[begin STORED DATA]

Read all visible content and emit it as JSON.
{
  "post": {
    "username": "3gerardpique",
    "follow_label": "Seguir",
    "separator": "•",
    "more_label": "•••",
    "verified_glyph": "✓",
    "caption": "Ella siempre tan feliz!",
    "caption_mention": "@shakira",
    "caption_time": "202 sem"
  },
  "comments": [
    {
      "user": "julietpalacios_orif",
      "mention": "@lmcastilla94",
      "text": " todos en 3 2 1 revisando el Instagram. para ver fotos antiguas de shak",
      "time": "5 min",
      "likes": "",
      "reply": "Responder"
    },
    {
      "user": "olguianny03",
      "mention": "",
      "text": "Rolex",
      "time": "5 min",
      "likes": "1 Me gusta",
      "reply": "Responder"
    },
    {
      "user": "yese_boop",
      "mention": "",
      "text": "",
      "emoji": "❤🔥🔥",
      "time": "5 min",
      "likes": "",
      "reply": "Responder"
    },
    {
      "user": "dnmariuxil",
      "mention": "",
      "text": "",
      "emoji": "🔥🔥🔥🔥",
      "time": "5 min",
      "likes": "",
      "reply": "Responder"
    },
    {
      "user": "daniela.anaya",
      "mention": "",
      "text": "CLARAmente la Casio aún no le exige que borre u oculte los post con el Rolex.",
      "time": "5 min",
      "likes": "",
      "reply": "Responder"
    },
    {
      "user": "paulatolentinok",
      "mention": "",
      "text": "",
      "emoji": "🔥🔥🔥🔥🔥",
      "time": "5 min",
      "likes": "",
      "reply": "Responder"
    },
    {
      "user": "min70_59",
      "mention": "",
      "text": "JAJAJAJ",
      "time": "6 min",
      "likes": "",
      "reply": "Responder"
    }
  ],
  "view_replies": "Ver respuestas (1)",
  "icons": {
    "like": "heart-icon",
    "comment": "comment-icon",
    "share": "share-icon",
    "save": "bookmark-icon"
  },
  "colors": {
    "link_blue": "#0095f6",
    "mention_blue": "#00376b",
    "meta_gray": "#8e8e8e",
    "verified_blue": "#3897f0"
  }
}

[end STORED DATA]

▶ _JOB_
From the listing, copy each line containing the word "Rolex".

▶ _RESPONSE TO THIS TASK_
      "text": "Rolex",
      "text": "CLARAmente la Casio aún no le exige que borre u oculte los post con el Rolex.",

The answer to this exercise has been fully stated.